GIVEN INSTRUCTION A.
Answer these questions about the episode recap, one per line:
(i) Who took over writing duties for this episode instead of John Logan?
(ii) Where does Tiago and Lewis's investigation take them?
(iii) Who interrupts Mateo and Rio after they end up in bed?

SOURCE EXCERPT.
[Penny Dreadful: City of Angels Recap with Joe Lipsett] 1.05 "Children of the Royal Sun" Gets Sexy with Mixed Results
Each week, Joe (@bstolemyremote) and Terry (@gaylydreadful) review an episode of Showtime’s Penny Dreadful: City of Angels, alternating between our respective sites — queerhorrormovies.com and gaylydreadful.com.
Spoilers for episode 5 follow…
S01E05 “Children of the Royal Sun”: Josefina confides in Sister Molly, who's shocked to discover Josefina is Tiago's sister. Tiago and Lewis's investigation takes them to the Vega House. Townsend is lectured bout his personal life. Tiago confronts Mateo.
TERRY
Here we are, at the halfway point of Penny Dreadful: City of Angels and it’s time to have that talk, Joe. The birds. The bees. And everything in between. Let’s talk about sex, baby, because “Children of the Royal Sun” gave us so many different permutations of it. Some (threesome!) wanted. Others (Sex next to a corpse!) not. It’s also the first episode not written by John Logan, as writing duties went to Jose Rivera (who, random, created the excellent Eerie, Indiana!). There’s a lot going on here, so let’s dig in.
After a brief cold open where Magda (Natalie Dormer) turns into Elsa at a dance club and attracts the attention of a gentlemen whom she invites to her house to...uh, hurt her (put a pin in this for later), we see Mateo (Johnathan Nieves) staring at his hand and crying. Rio (Natalie Dormer) holds his hands and tells him it’s time to purge. As she strips him of his clothes--and hilariously talks about not hiding his pride and power as she yanks his underwear off--she continues the weirdest game of flirty tailoring I’ve ever seen. They end up in bed, only to be interrupted later by Fly Rico (Sebastian Chacon) who flops down next to them and joins Rio in kissing on the confused yet happy Mateo.

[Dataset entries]
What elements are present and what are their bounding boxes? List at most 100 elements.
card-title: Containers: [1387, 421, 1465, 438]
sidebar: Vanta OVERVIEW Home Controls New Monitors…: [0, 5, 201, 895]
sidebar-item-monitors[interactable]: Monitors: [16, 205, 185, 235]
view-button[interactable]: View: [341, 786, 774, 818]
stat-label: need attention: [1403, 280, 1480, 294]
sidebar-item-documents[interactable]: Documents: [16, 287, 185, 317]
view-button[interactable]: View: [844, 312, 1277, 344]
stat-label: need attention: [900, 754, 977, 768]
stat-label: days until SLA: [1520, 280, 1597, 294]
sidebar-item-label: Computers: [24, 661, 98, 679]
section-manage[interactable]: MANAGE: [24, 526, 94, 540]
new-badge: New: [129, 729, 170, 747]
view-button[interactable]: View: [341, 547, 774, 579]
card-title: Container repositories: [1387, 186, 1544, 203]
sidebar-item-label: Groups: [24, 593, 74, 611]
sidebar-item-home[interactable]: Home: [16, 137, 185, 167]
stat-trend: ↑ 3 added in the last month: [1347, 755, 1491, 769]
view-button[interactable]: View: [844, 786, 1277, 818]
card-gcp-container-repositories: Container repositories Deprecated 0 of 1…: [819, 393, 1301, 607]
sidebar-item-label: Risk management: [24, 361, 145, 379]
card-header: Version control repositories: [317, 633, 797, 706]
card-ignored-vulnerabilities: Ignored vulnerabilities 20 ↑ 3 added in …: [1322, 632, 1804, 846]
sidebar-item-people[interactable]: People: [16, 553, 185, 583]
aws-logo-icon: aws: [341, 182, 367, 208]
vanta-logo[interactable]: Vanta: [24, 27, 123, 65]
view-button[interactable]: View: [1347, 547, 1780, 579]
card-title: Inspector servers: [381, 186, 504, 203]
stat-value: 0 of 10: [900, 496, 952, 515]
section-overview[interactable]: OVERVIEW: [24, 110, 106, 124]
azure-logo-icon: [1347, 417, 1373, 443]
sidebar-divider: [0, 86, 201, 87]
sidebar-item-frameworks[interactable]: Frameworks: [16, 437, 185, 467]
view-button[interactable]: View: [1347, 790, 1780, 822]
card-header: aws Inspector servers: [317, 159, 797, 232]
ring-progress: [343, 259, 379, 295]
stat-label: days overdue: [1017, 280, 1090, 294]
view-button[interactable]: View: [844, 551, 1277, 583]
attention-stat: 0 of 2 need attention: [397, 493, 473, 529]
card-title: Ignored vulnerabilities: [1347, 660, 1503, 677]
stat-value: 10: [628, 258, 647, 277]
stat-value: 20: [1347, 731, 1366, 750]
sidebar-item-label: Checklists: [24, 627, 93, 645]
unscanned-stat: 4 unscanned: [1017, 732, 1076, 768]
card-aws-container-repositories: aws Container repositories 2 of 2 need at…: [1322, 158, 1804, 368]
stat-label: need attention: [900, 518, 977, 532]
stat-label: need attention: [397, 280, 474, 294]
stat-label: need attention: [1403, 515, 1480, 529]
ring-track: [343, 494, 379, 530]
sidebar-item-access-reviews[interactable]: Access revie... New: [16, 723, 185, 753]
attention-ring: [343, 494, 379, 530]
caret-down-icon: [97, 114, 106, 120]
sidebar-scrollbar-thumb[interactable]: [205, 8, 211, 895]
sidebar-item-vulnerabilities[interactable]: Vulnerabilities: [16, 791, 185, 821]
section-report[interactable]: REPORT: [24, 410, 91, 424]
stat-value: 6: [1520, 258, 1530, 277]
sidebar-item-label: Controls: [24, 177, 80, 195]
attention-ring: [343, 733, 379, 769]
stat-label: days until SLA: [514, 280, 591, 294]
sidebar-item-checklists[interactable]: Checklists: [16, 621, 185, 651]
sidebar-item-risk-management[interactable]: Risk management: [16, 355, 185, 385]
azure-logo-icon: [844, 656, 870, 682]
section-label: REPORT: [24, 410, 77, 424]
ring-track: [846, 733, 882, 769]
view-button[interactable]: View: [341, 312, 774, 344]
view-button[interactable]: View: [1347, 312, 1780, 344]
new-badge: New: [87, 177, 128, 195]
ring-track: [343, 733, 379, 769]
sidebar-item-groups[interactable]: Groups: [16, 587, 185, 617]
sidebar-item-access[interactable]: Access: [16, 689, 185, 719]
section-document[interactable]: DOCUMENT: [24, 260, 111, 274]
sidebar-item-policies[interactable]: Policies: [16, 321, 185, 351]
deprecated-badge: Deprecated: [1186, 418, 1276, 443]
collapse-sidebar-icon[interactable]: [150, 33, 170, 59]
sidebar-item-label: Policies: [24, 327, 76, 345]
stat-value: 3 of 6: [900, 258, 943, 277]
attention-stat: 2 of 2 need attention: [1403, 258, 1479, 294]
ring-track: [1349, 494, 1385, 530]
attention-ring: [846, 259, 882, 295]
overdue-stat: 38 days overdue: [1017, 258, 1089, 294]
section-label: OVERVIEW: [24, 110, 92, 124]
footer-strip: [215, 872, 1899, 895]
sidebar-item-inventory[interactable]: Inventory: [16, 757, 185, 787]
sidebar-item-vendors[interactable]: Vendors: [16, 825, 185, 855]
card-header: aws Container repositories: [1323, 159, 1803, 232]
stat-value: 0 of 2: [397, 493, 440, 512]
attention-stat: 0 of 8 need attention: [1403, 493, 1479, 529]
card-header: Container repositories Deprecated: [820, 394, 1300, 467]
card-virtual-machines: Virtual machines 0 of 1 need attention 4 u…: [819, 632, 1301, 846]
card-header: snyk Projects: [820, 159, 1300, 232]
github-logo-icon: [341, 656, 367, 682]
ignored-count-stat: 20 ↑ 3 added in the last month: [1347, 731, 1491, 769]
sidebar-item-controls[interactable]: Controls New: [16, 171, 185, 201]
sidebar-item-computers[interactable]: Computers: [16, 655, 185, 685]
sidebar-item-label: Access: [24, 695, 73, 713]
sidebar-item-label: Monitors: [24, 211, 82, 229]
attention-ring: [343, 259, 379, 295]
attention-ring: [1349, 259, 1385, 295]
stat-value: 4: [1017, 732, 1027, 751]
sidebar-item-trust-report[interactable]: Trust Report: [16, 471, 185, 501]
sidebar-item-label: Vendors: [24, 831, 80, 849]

GIVEN INSTRUCTION B.
Quote the dataset rows word for word, starting with the first row and stopping after the row that contains "287, 185, 317]".

FINAL ANSWER A.
(i) Jose Rivera
(ii) The Vega House
(iii) Fly Rico (Sebastian Chacon)

FINAL ANSWER B.
What elements are present and what are their bounding boxes? List at most 100 elements.
card-title: Containers: [1387, 421, 1465, 438]
sidebar: Vanta OVERVIEW Home Controls New Monitors…: [0, 5, 201, 895]
sidebar-item-monitors[interactable]: Monitors: [16, 205, 185, 235]
view-button[interactable]: View: [341, 786, 774, 818]
stat-label: need attention: [1403, 280, 1480, 294]
sidebar-item-documents[interactable]: Documents: [16, 287, 185, 317]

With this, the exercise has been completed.